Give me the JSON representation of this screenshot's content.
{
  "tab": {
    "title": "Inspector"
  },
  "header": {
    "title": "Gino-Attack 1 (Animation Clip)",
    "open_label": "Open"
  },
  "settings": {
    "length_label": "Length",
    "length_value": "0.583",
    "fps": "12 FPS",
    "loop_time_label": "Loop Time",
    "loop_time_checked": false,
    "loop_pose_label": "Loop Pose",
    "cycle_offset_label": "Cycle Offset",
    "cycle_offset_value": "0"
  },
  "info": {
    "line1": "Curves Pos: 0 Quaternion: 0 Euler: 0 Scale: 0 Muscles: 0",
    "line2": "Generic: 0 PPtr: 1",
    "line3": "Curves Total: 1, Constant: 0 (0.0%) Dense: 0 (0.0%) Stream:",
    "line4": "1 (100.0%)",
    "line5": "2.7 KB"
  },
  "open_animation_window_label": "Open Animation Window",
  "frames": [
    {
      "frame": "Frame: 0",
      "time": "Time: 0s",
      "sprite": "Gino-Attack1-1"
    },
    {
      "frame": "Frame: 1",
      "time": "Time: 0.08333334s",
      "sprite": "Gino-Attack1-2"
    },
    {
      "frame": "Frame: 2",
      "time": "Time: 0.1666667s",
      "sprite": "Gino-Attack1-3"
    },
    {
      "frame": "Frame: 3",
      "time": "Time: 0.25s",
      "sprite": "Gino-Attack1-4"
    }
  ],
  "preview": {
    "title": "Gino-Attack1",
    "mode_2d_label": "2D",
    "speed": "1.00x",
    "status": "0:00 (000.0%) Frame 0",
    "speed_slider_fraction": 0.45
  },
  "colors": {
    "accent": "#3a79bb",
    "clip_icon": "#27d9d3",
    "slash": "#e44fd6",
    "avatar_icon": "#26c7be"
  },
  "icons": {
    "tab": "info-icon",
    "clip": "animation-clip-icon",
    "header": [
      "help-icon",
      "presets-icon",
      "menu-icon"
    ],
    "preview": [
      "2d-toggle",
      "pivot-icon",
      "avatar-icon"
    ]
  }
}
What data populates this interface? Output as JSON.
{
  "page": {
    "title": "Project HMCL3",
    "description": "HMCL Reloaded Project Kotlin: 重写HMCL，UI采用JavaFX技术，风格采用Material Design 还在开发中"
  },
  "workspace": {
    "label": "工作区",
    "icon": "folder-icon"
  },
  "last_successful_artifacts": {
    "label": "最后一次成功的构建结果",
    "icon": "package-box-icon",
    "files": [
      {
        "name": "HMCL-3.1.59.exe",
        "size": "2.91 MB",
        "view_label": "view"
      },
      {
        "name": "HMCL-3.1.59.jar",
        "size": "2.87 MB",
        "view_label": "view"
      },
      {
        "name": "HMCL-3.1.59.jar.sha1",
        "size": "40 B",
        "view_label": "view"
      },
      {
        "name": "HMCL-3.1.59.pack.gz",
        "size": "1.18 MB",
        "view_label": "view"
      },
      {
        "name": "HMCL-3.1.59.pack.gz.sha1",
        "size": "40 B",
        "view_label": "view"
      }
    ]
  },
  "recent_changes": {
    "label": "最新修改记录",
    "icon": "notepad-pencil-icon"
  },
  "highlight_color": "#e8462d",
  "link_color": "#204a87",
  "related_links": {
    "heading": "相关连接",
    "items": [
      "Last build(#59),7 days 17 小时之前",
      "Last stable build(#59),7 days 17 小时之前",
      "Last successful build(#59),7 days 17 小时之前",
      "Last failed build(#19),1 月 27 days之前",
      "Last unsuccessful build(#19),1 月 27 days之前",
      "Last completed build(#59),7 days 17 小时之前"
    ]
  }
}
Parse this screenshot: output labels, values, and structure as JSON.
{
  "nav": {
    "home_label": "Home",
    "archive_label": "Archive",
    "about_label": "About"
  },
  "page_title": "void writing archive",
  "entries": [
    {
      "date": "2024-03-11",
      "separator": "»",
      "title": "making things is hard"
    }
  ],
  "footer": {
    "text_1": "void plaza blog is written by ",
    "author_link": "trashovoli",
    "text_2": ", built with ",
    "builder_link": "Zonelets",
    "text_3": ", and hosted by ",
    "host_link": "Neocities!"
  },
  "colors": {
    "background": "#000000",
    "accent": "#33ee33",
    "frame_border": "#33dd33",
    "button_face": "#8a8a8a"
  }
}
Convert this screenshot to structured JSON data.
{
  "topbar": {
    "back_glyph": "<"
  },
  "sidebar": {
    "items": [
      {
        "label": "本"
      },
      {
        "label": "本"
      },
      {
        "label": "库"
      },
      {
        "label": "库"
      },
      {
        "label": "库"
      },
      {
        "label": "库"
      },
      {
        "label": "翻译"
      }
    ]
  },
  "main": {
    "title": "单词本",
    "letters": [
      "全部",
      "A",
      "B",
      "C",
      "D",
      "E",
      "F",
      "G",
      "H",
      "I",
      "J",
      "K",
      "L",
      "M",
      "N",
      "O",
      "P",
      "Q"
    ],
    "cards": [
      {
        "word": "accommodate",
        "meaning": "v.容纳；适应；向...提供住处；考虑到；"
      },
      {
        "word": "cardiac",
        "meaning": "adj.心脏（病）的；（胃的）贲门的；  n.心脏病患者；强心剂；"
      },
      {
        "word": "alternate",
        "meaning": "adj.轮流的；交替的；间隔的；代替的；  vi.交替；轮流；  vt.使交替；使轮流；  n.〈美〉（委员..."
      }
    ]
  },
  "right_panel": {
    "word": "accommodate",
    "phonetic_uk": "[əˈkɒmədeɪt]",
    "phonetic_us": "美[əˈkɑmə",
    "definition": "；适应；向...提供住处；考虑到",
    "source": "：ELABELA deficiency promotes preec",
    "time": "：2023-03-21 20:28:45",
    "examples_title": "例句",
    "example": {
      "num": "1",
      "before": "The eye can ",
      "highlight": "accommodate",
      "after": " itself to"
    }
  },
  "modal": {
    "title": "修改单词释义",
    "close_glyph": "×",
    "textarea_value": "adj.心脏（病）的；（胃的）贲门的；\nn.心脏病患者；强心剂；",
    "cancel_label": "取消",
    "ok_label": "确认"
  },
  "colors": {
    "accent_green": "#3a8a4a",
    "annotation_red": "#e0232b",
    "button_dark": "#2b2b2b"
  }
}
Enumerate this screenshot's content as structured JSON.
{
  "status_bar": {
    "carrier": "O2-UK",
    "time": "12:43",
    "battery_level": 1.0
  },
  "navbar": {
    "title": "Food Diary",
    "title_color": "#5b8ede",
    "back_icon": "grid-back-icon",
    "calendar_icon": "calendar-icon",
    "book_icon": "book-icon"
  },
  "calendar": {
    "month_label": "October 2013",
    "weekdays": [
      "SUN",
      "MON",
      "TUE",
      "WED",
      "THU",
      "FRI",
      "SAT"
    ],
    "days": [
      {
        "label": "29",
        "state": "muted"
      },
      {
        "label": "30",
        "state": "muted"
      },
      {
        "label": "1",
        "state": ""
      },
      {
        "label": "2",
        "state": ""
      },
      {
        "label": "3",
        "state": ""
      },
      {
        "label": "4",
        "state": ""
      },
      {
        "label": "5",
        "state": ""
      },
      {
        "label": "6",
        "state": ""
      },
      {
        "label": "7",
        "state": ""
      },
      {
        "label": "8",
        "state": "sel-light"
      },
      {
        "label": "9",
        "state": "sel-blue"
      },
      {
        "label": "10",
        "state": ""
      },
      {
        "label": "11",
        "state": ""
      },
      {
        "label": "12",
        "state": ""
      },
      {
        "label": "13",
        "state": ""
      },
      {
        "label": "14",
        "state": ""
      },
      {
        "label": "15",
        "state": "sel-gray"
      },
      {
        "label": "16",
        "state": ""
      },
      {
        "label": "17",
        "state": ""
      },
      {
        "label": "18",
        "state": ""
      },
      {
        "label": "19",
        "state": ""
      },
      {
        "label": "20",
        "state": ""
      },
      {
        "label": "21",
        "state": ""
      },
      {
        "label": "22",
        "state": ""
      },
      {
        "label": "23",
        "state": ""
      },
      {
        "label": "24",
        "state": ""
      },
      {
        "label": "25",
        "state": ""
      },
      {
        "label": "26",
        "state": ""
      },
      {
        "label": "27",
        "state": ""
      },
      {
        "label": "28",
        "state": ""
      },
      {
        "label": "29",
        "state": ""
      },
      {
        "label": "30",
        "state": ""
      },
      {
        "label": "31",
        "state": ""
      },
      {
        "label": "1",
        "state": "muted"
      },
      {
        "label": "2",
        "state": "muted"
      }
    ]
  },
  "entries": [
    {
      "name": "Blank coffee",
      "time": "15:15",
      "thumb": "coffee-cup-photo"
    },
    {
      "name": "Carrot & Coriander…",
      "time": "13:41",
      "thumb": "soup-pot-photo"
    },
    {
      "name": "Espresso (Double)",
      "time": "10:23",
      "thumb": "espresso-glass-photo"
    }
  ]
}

Written request >>
Scan the material above for the string "void" and return the lines that hold it.

Result below >>
  "page_title": "void writing archive",
    "text_1": "void plaza blog is written by ",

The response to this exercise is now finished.